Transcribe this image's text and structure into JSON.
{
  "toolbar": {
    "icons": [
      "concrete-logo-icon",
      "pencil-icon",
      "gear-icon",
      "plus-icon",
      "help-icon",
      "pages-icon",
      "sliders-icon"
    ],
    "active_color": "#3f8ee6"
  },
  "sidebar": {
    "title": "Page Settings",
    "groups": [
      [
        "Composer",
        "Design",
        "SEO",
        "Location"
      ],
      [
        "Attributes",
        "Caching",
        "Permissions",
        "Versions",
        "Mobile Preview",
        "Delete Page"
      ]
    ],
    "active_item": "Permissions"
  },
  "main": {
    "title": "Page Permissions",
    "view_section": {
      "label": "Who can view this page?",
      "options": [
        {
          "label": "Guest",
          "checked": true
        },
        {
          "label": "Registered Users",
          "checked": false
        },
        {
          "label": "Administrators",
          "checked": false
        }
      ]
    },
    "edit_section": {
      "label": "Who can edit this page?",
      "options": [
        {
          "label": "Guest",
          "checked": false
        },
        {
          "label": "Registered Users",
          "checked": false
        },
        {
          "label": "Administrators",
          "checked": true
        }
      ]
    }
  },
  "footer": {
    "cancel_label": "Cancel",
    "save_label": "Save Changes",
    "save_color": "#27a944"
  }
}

☆ ☆ ☆ ☆

◆ Description of the task ◆
Retype the material in full. Each word must match.

◆ Answer to this task ◆
Transcribe this image's text and structure into JSON.
{
  "toolbar": {
    "icons": [
      "concrete-logo-icon",
      "pencil-icon",
      "gear-icon",
      "plus-icon",
      "help-icon",
      "pages-icon",
      "sliders-icon"
    ],
    "active_color": "#3f8ee6"
  },
  "sidebar": {
    "title": "Page Settings",
    "groups": [
      [
        "Composer",
        "Design",
        "SEO",
        "Location"
      ],
      [
        "Attributes",
        "Caching",
        "Permissions",
        "Versions",
        "Mobile Preview",
        "Delete Page"
      ]
    ],
    "active_item": "Permissions"
  },
  "main": {
    "title": "Page Permissions",
    "view_section": {
      "label": "Who can view this page?",
      "options": [
        {
          "label": "Guest",
          "checked": true
        },
        {
          "label": "Registered Users",
          "checked": false
        },
        {
          "label": "Administrators",
          "checked": false
        }
      ]
    },
    "edit_section": {
      "label": "Who can edit this page?",
      "options": [
        {
          "label": "Guest",
          "checked": false
        },
        {
          "label": "Registered Users",
          "checked": false
        },
        {
          "label": "Administrators",
          "checked": true
        }
      ]
    }
  },
  "footer": {
    "cancel_label": "Cancel",
    "save_label": "Save Changes",
    "save_color": "#27a944"
  }
}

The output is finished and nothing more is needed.